- Extract to read -
Latest update March 28th, 2023 12:59 AM
Feb 06, 2023 News
Four years later…
…Patterson says Guyana now at the mercy of oil company
Kaieteur News – As Guyana scales up its oil production activities and begins revelling in revenue from its newfound natural resource, the country has been struggling to keep up with the oil company’s spending.
Failure to keep watch on this crucial sector however can cost the country more than it may be benefitting. This warning has been sounded several times by international organizations but Guyana seems to have its attention elsewhere.
Presently, the nation is still in the review process of an audit that commenced since 2019 under the former A Partnership for National Unity + Alliance For Change (APNU+ AFC) Coalition.
This is so at least according to Natural Resources Minister, Vickram Bharrat. He told the National Assembly last week during the Consideration of Estimates for Budget 2023 that this process will “hopefully” conclude “very soon”.
The Minister explained, “They would have found that there was need to go back and to do some further work with the operator which was done and a final report has now been submitted and is being reviewed by all the relevant agencies (and) stakeholders, including the petroleum unit at GRA (Guyana Revenue Authority). Once that is over, we will conclude the first audit hopefully very soon.”

- Extracted entries -

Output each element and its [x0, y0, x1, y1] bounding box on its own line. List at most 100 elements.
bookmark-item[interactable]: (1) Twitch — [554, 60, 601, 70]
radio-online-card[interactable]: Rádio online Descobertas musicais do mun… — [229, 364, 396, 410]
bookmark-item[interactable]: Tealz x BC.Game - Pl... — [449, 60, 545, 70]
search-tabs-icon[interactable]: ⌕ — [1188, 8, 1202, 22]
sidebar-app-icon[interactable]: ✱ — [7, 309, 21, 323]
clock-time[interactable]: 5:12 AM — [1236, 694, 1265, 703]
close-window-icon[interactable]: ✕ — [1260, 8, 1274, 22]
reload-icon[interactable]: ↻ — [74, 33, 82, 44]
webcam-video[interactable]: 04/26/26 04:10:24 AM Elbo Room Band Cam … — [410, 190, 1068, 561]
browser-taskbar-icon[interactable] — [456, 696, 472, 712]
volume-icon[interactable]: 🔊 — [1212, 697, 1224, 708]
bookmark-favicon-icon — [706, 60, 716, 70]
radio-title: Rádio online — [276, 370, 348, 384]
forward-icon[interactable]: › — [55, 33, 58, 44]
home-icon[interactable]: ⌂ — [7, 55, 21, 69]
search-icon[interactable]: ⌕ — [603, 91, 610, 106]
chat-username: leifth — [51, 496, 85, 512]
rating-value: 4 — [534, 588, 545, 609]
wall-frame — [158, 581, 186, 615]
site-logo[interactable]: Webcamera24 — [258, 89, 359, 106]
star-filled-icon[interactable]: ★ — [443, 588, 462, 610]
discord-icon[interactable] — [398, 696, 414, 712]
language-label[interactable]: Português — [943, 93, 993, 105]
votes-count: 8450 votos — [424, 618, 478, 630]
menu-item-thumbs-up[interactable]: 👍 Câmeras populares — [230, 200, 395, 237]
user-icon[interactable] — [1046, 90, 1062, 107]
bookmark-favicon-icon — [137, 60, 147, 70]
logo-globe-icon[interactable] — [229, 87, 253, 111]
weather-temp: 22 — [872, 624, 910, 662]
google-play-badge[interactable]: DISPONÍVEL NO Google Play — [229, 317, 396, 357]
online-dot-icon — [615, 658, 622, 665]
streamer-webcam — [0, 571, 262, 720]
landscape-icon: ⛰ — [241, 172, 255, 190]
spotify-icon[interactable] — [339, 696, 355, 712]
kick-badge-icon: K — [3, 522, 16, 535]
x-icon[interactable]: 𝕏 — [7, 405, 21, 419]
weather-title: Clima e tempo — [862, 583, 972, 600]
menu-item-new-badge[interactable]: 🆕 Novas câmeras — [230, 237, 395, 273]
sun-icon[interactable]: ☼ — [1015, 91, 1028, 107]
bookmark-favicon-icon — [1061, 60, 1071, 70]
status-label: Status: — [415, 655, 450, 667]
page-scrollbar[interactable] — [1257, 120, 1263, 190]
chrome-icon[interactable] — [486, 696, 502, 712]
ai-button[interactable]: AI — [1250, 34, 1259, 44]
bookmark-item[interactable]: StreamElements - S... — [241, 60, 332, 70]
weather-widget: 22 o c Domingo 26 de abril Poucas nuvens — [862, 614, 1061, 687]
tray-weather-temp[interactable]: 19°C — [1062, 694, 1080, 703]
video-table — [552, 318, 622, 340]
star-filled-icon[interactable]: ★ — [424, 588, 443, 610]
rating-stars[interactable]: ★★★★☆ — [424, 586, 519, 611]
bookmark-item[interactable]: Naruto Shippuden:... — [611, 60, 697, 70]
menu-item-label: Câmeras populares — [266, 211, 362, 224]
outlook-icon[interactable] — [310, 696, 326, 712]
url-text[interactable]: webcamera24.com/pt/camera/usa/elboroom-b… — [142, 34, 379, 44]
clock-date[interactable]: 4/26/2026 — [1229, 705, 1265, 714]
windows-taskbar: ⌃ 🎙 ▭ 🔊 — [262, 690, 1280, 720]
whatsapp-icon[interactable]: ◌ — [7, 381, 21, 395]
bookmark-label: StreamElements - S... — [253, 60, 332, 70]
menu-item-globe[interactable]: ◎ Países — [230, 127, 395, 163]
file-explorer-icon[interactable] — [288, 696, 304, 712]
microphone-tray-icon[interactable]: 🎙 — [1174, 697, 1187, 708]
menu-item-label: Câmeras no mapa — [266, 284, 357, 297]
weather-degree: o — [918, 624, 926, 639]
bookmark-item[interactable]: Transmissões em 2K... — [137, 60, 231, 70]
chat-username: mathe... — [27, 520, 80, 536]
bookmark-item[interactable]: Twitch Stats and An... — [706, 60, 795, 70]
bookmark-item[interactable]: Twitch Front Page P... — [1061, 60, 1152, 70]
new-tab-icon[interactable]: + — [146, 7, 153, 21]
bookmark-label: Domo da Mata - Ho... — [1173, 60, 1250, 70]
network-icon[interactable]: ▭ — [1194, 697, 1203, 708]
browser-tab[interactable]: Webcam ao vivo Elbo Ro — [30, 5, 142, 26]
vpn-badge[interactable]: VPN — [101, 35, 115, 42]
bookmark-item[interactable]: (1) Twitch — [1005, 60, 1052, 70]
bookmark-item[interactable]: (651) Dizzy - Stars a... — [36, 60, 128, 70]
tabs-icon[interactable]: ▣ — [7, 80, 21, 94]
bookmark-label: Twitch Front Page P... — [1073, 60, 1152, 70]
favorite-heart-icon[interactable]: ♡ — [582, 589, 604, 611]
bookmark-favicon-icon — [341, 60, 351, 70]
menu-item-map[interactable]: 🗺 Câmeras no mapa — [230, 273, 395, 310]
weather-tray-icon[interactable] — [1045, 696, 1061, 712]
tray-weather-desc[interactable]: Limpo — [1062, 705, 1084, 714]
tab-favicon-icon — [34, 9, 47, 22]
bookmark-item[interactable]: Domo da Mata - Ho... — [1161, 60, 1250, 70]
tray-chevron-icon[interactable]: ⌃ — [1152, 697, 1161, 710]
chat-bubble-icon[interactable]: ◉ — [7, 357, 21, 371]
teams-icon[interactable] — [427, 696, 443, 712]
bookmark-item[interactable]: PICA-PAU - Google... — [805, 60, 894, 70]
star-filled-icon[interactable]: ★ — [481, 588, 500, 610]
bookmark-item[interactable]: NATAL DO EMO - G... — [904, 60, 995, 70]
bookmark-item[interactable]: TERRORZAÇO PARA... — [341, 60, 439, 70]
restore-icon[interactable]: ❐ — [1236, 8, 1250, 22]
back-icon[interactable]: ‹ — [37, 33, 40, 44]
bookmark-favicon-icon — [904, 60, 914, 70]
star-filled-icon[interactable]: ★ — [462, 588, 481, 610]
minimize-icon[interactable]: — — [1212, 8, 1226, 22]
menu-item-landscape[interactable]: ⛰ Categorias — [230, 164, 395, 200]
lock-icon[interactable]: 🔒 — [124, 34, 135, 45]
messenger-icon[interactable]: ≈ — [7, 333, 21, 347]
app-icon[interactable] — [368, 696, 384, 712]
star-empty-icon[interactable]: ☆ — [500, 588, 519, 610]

- Tasks to carry out -
1. In the article on Guyana's oil sector, when did the audit that is still under review begin?
2. Carry on the article on Guyana's oil sector after its last paragraph.
The rows have nothing to do with the article on Guyana's oil sector.

- Task answers -
1. It began in 2019, under the former APNU+AFC Coalition.

2.
Shadow Natural Resources Minister, David Patterson told this newspaper in an exclusive interview yesterday that the response from Minister Bharrat is almost unbelievable. “It’s two years now since GRA said they would have completed their report and when I asked, I was told by the Minister that they (Government) sent it to Exxon for any comments they may have and that was since last year- it is now still outstanding.”
Patterson said he finds it strange that two years later, the review of Exxon’s pre-contract costs is yet to be completed.
The former Minister of Public Works was keen to point out, “Once again, we are at the mercy of Exxon, if they (government) don’t agree (to the costs), they can say, we don’t agree, but we can’t do anything about it because of these delays.”
On the other hand, he said it may be a situation where the audit has been completed but the administration is simply reluctant to release a report.
“I think that one of the reasons why we have this delay is purely because Exxon and the government do not want the government to know what really is happening,” he shared.
Patterson said that Minister Bharrat has now given assurance that the US$7.3 billion cost oil audit will be completed in March this year, but given the present circumstance, he is not very confident in this promise. That audit was to check bills handed to the country between 2018 and 2020.
According to Patterson, these critical reviews should be conducted at the end of every year, but the country is still lagging behind on five years of audits.
He said, “This is synonymous with the government’s whole management of the oil and gas sector. They have done nothing other than collect the money and use it. They have not stopped Exxon from flaring but they are content with just collecting a fine which is absolutely insane because Exxon is not allowed to do this anywhere else.”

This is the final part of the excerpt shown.